---- Supplied material

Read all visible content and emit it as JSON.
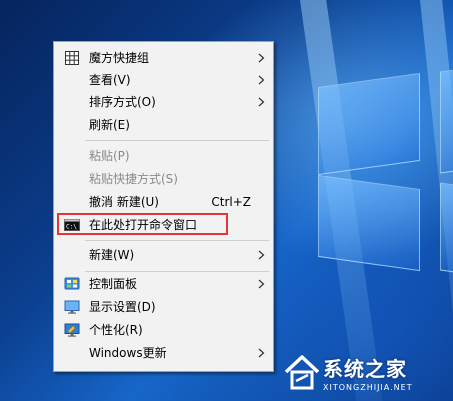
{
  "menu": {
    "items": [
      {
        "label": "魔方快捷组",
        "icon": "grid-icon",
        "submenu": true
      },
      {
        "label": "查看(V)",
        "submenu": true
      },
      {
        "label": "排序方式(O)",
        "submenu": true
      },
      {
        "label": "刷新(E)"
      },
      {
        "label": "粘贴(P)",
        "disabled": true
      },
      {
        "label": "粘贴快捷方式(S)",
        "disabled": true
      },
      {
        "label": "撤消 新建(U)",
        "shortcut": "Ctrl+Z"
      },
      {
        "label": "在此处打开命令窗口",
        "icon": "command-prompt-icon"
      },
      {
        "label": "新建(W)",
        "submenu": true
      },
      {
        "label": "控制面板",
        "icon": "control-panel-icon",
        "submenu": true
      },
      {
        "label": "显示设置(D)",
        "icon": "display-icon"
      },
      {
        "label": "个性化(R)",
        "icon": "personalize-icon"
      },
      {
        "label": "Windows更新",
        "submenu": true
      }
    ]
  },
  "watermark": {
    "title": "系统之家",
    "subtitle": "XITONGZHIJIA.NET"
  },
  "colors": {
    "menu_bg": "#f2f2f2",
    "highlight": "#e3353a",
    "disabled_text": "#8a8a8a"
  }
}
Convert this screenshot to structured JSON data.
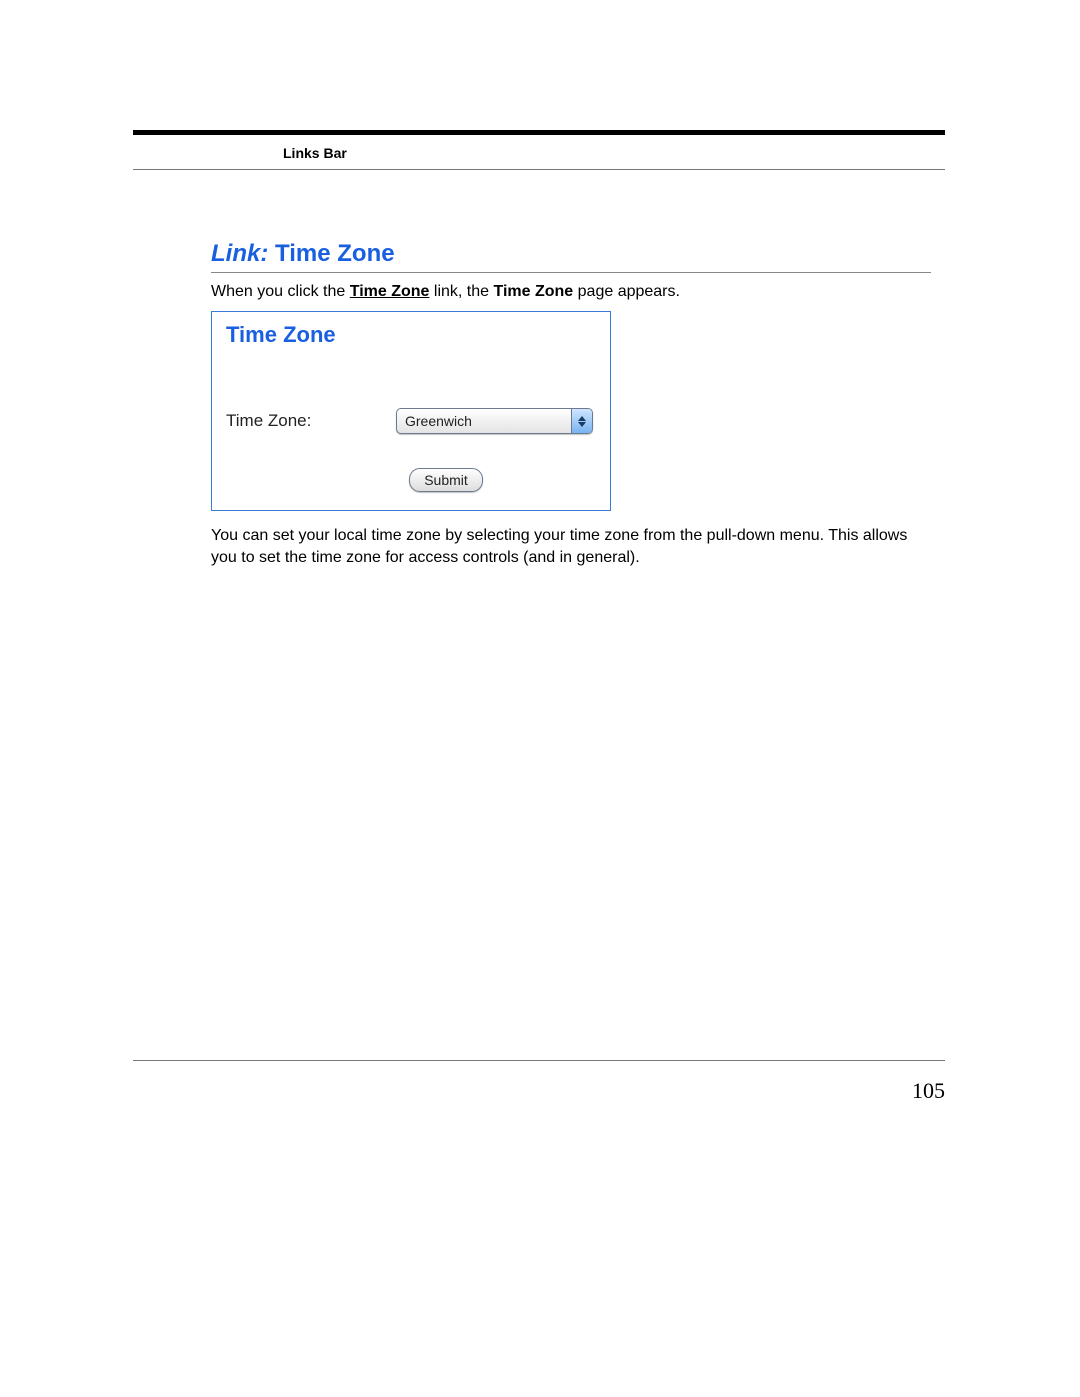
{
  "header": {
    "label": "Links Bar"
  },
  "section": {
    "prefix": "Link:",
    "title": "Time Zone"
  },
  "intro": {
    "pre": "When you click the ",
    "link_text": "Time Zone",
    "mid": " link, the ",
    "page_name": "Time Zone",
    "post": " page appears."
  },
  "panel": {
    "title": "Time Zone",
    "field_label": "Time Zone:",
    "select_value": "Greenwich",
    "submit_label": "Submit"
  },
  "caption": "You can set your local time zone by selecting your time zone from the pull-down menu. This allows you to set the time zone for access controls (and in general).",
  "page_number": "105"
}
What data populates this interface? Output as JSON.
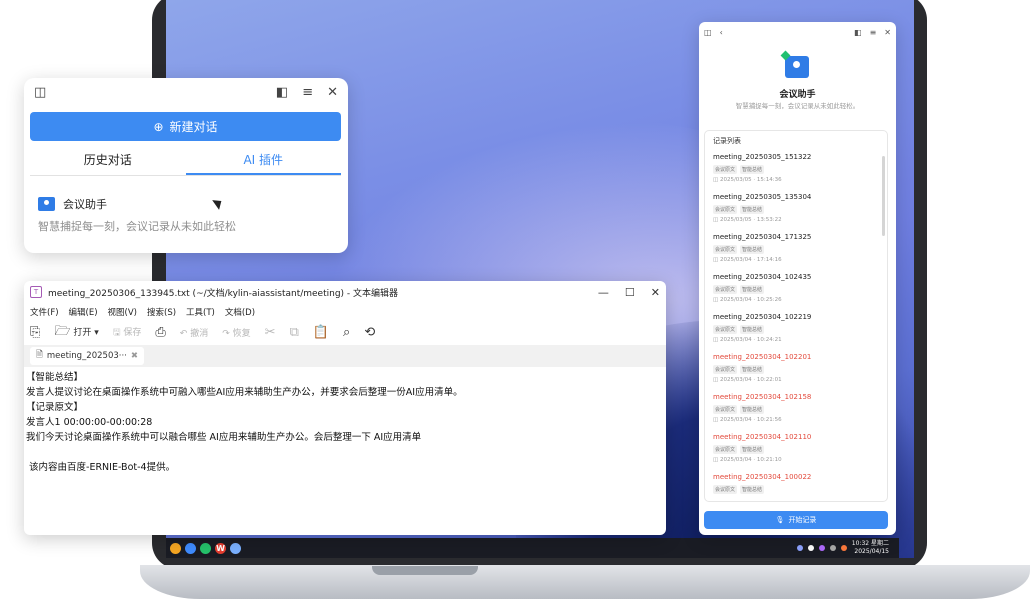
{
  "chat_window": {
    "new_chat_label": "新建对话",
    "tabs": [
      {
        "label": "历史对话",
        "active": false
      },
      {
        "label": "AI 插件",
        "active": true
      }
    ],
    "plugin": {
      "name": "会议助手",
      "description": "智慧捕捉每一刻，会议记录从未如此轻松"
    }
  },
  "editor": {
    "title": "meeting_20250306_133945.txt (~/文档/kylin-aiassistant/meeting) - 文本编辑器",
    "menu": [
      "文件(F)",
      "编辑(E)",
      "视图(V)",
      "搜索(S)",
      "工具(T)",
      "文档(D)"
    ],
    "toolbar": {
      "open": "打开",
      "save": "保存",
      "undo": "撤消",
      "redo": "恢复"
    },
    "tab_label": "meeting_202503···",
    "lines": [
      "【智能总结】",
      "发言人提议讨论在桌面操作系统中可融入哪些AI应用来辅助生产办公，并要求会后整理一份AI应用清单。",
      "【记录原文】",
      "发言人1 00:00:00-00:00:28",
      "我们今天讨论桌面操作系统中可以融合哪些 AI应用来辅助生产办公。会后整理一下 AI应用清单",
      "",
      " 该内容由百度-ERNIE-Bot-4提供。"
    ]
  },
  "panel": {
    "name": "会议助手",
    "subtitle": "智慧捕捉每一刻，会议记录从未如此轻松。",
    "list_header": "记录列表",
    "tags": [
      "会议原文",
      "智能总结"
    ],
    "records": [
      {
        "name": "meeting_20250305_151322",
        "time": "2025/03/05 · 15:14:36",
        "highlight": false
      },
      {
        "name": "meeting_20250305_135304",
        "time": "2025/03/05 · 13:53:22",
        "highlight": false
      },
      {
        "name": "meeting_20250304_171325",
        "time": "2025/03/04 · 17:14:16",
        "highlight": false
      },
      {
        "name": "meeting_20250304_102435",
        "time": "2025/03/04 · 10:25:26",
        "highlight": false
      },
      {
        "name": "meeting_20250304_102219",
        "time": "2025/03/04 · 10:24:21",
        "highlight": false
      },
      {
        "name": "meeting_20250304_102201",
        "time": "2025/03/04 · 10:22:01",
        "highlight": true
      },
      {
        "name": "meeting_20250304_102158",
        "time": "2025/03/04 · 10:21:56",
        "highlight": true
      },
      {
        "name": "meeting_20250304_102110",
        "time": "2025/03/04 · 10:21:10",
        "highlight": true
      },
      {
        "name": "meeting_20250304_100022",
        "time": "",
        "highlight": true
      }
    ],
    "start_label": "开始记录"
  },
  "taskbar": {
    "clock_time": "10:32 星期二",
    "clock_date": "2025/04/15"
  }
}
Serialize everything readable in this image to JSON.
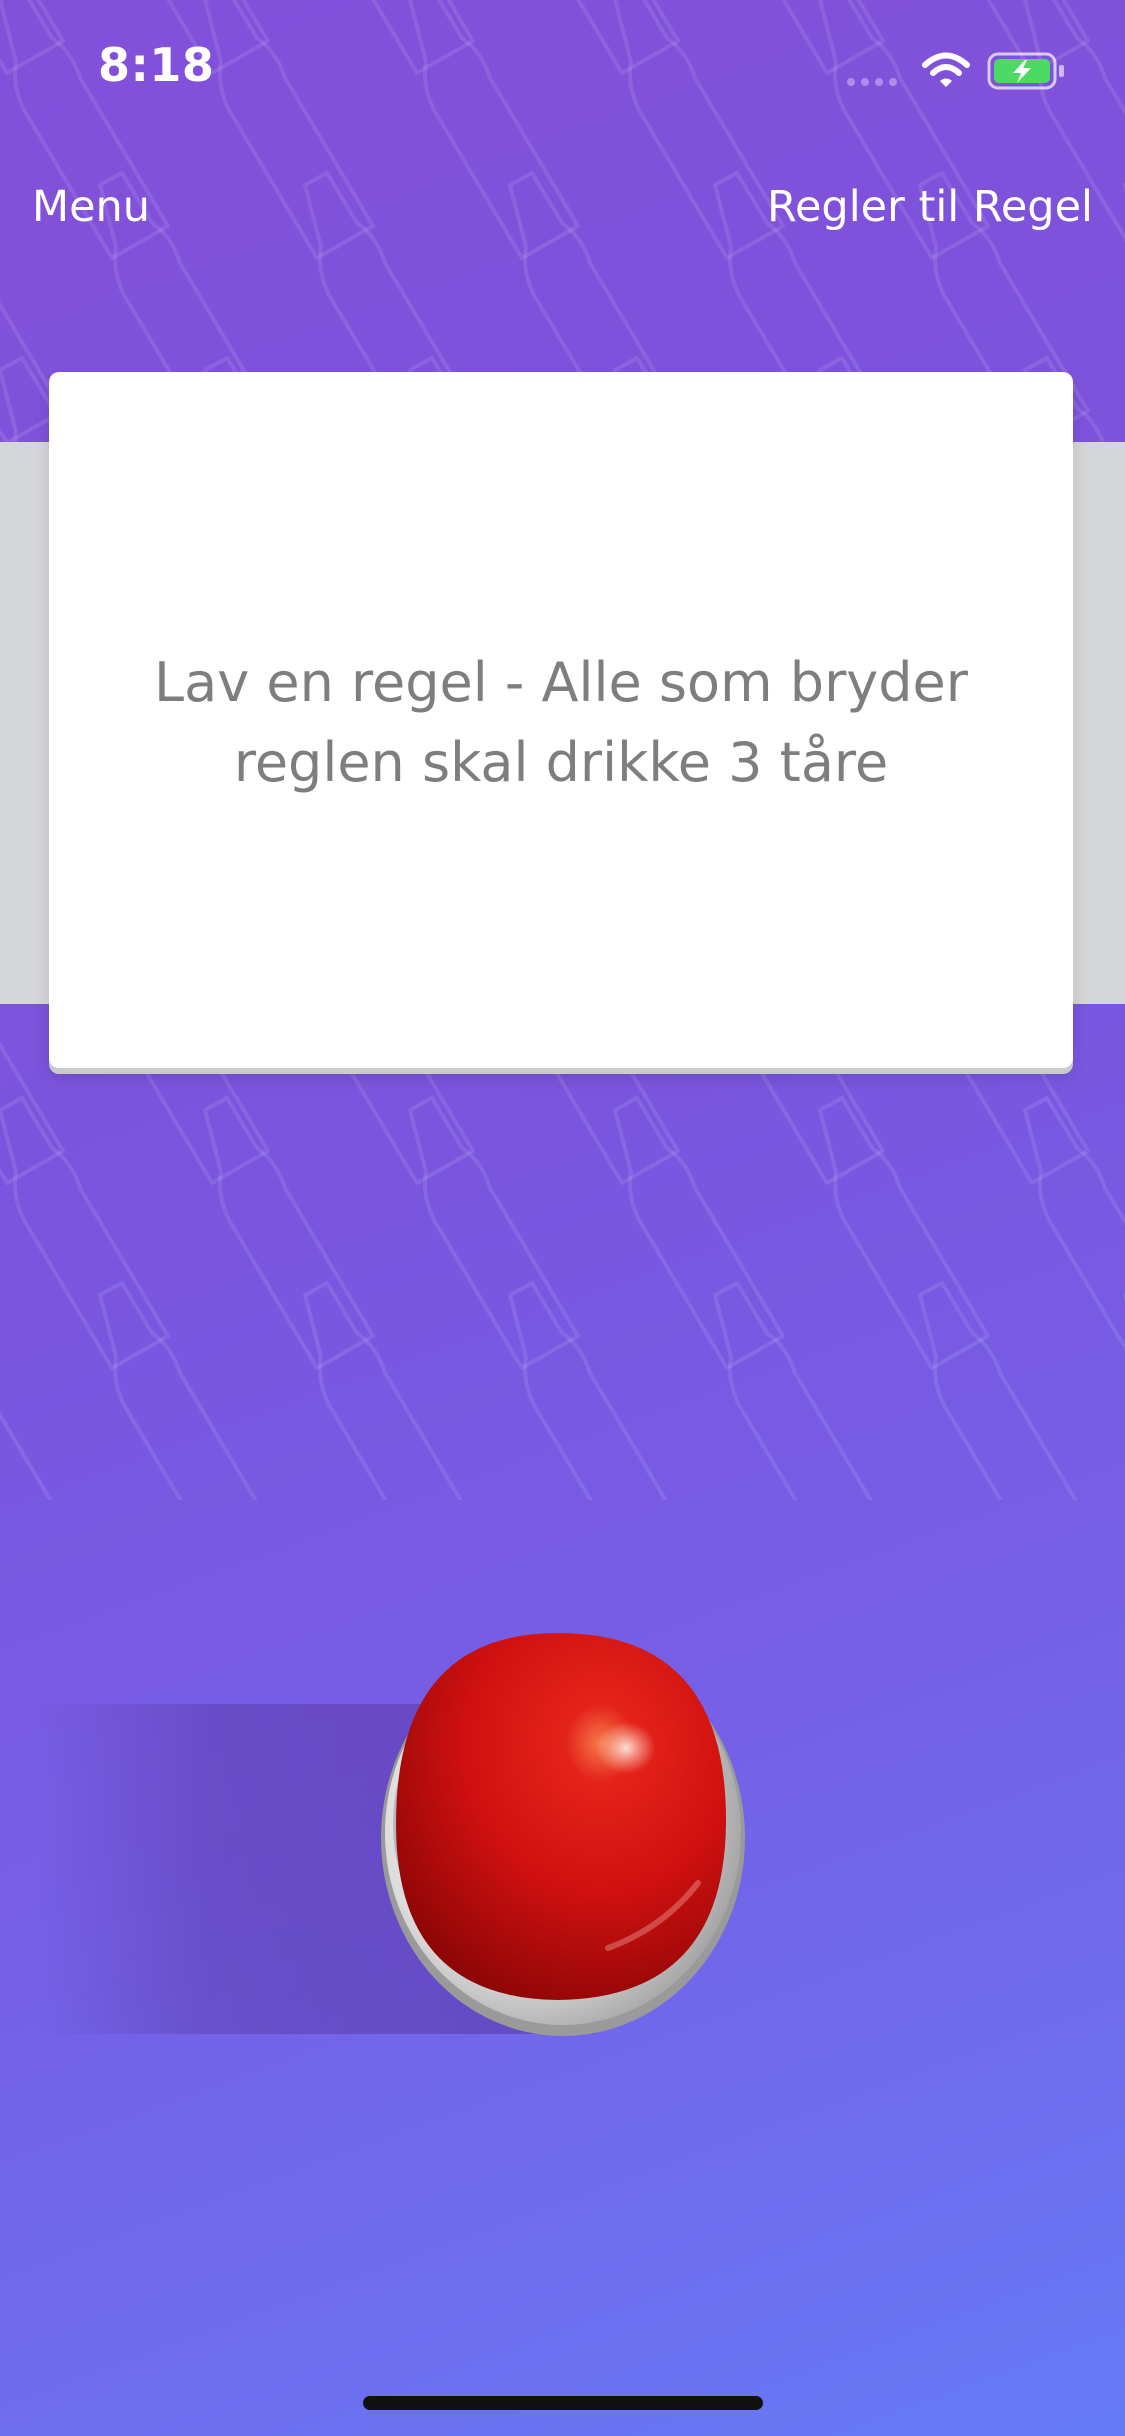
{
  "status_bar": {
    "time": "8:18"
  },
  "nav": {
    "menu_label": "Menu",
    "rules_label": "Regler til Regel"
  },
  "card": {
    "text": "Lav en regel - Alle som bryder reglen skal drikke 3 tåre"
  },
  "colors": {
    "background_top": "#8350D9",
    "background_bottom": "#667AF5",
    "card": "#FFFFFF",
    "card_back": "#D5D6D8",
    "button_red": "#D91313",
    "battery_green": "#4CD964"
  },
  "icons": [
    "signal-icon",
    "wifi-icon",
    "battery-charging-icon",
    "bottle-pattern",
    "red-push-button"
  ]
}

--------

#### Short exercise:
Each entry shown above must be quoted exactly, with its pictures left out.

#### The completed task:
Read all visible content and emit it as JSON.
{
  "menu": {
    "items": [
      {
        "label": "魔方快捷组",
        "icon": "grid-icon",
        "submenu": true
      },
      {
        "label": "查看(V)",
        "submenu": true
      },
      {
        "label": "排序方式(O)",
        "submenu": true
      },
      {
        "label": "刷新(E)"
      },
      {
        "label": "粘贴(P)",
        "disabled": true
      },
      {
        "label": "粘贴快捷方式(S)",
        "disabled": true
      },
      {
        "label": "撤消 新建(U)",
        "shortcut": "Ctrl+Z"
      },
      {
        "label": "在此处打开命令窗口",
        "icon": "command-prompt-icon"
      },
      {
        "label": "新建(W)",
        "submenu": true
      },
      {
        "label": "控制面板",
        "icon": "control-panel-icon",
        "submenu": true
      },
      {
        "label": "显示设置(D)",
        "icon": "display-icon"
      },
      {
        "label": "个性化(R)",
        "icon": "personalize-icon"
      },
      {
        "label": "Windows更新",
        "submenu": true
      }
    ]
  },
  "watermark": {
    "title": "系统之家",
    "subtitle": "XITONGZHIJIA.NET"
  },
  "colors": {
    "menu_bg": "#f2f2f2",
    "highlight": "#e3353a",
    "disabled_text": "#8a8a8a"
  }
}
Convert this screenshot to structured JSON data.
{
  "header": {
    "label": "Links Bar"
  },
  "section": {
    "prefix": "Link:",
    "title": "Time Zone"
  },
  "intro": {
    "pre": "When you click the ",
    "link_text": "Time Zone",
    "mid": " link, the ",
    "page_name": "Time Zone",
    "post": " page appears."
  },
  "panel": {
    "title": "Time Zone",
    "field_label": "Time Zone:",
    "select_value": "Greenwich",
    "submit_label": "Submit"
  },
  "caption": "You can set your local time zone by selecting your time zone from the pull-down menu. This allows you to set the time zone for access controls (and in general).",
  "page_number": "105"
}
What data populates this interface? Output as JSON.
{
  "chat_window": {
    "new_chat_label": "新建对话",
    "tabs": [
      {
        "label": "历史对话",
        "active": false
      },
      {
        "label": "AI 插件",
        "active": true
      }
    ],
    "plugin": {
      "name": "会议助手",
      "description": "智慧捕捉每一刻，会议记录从未如此轻松"
    }
  },
  "editor": {
    "title": "meeting_20250306_133945.txt (~/文档/kylin-aiassistant/meeting) - 文本编辑器",
    "menu": [
      "文件(F)",
      "编辑(E)",
      "视图(V)",
      "搜索(S)",
      "工具(T)",
      "文档(D)"
    ],
    "toolbar": {
      "open": "打开",
      "save": "保存",
      "undo": "撤消",
      "redo": "恢复"
    },
    "tab_label": "meeting_202503···",
    "lines": [
      "【智能总结】",
      "发言人提议讨论在桌面操作系统中可融入哪些AI应用来辅助生产办公，并要求会后整理一份AI应用清单。",
      "【记录原文】",
      "发言人1 00:00:00-00:00:28",
      "我们今天讨论桌面操作系统中可以融合哪些 AI应用来辅助生产办公。会后整理一下 AI应用清单",
      "",
      " 该内容由百度-ERNIE-Bot-4提供。"
    ]
  },
  "panel": {
    "name": "会议助手",
    "subtitle": "智慧捕捉每一刻，会议记录从未如此轻松。",
    "list_header": "记录列表",
    "tags": [
      "会议原文",
      "智能总结"
    ],
    "records": [
      {
        "name": "meeting_20250305_151322",
        "time": "2025/03/05 · 15:14:36",
        "highlight": false
      },
      {
        "name": "meeting_20250305_135304",
        "time": "2025/03/05 · 13:53:22",
        "highlight": false
      },
      {
        "name": "meeting_20250304_171325",
        "time": "2025/03/04 · 17:14:16",
        "highlight": false
      },
      {
        "name": "meeting_20250304_102435",
        "time": "2025/03/04 · 10:25:26",
        "highlight": false
      },
      {
        "name": "meeting_20250304_102219",
        "time": "2025/03/04 · 10:24:21",
        "highlight": false
      },
      {
        "name": "meeting_20250304_102201",
        "time": "2025/03/04 · 10:22:01",
        "highlight": true
      },
      {
        "name": "meeting_20250304_102158",
        "time": "2025/03/04 · 10:21:56",
        "highlight": true
      },
      {
        "name": "meeting_20250304_102110",
        "time": "2025/03/04 · 10:21:10",
        "highlight": true
      },
      {
        "name": "meeting_20250304_100022",
        "time": "",
        "highlight": true
      }
    ],
    "start_label": "开始记录"
  },
  "taskbar": {
    "clock_time": "10:32 星期二",
    "clock_date": "2025/04/15"
  }
}
Serialize everything readable in this image to JSON.
{
  "status_bar": {
    "time": "8:18"
  },
  "nav": {
    "menu_label": "Menu",
    "rules_label": "Regler til Regel"
  },
  "card": {
    "text": "Lav en regel - Alle som bryder reglen skal drikke 3 tåre"
  },
  "colors": {
    "background_top": "#8350D9",
    "background_bottom": "#667AF5",
    "card": "#FFFFFF",
    "card_back": "#D5D6D8",
    "button_red": "#D91313",
    "battery_green": "#4CD964"
  },
  "icons": [
    "signal-icon",
    "wifi-icon",
    "battery-charging-icon",
    "bottle-pattern",
    "red-push-button"
  ]
}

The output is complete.